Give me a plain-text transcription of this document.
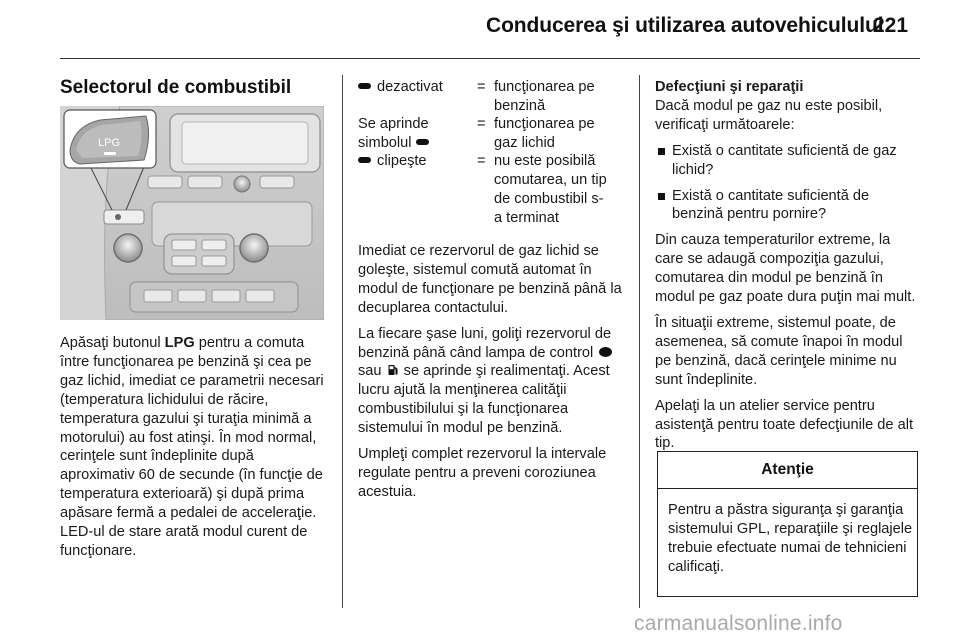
Conducerea şi utilizarea autovehiculului
221
Selectorul de combustibil
LPG
Apăsaţi butonul LPG pentru a comuta între funcţionarea pe benzină şi cea pe gaz lichid, imediat ce parametrii necesari (temperatura lichidului de răcire, temperatura gazului şi turaţia minimă a motorului) au fost atinşi. În mod normal, cerinţele sunt îndeplinite după aproximativ 60 de secunde (în funcţie de temperatura exterioară) şi după prima apăsare fermă a pedalei de acceleraţie. LED-ul de stare arată modul curent de funcţionare.
dezactivat	= funcţionarea pe
benzină
Se aprinde
simbolul
= funcţionarea pe
gaz lichid
clipeşte	= nu este posibilă
comutarea, un tip
de combustibil s-
a terminat

Imediat ce rezervorul de gaz lichid se goleşte, sistemul comută automat în modul de funcţionare pe benzină până la decuplarea contactului.

La fiecare şase luni, goliţi rezervorul de benzină până când lampa de control  sau  se aprinde şi realimentaţi. Acest lucru ajută la menţinerea calităţii combustibilului şi la funcţionarea sistemului în modul pe benzină.

Umpleţi complet rezervorul la intervale regulate pentru a preveni coroziunea acestuia.

Defecţiuni şi reparaţii

Dacă modul pe gaz nu este posibil, verificaţi următoarele:

Există o cantitate suficientă de gaz lichid?
Există o cantitate suficientă de benzină pentru pornire?

Din cauza temperaturilor extreme, la care se adaugă compoziţia gazului, comutarea din modul pe benzină în modul pe gaz poate dura puţin mai mult.

În situaţii extreme, sistemul poate, de asemenea, să comute înapoi în modul pe benzină, dacă cerinţele minime nu sunt îndeplinite.

Apelaţi la un atelier service pentru asistenţă pentru toate defecţiunile de alt tip.

Atenţie
Pentru a păstra siguranţa şi garanţia sistemului GPL, reparaţiile şi reglajele trebuie efectuate numai de tehnicieni calificaţi.
carmanualsonline.info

**Challenge:** Looking at the records above, say how many lines hold the string "aprinde". Write nothing but the number.

**Exercise response:** 2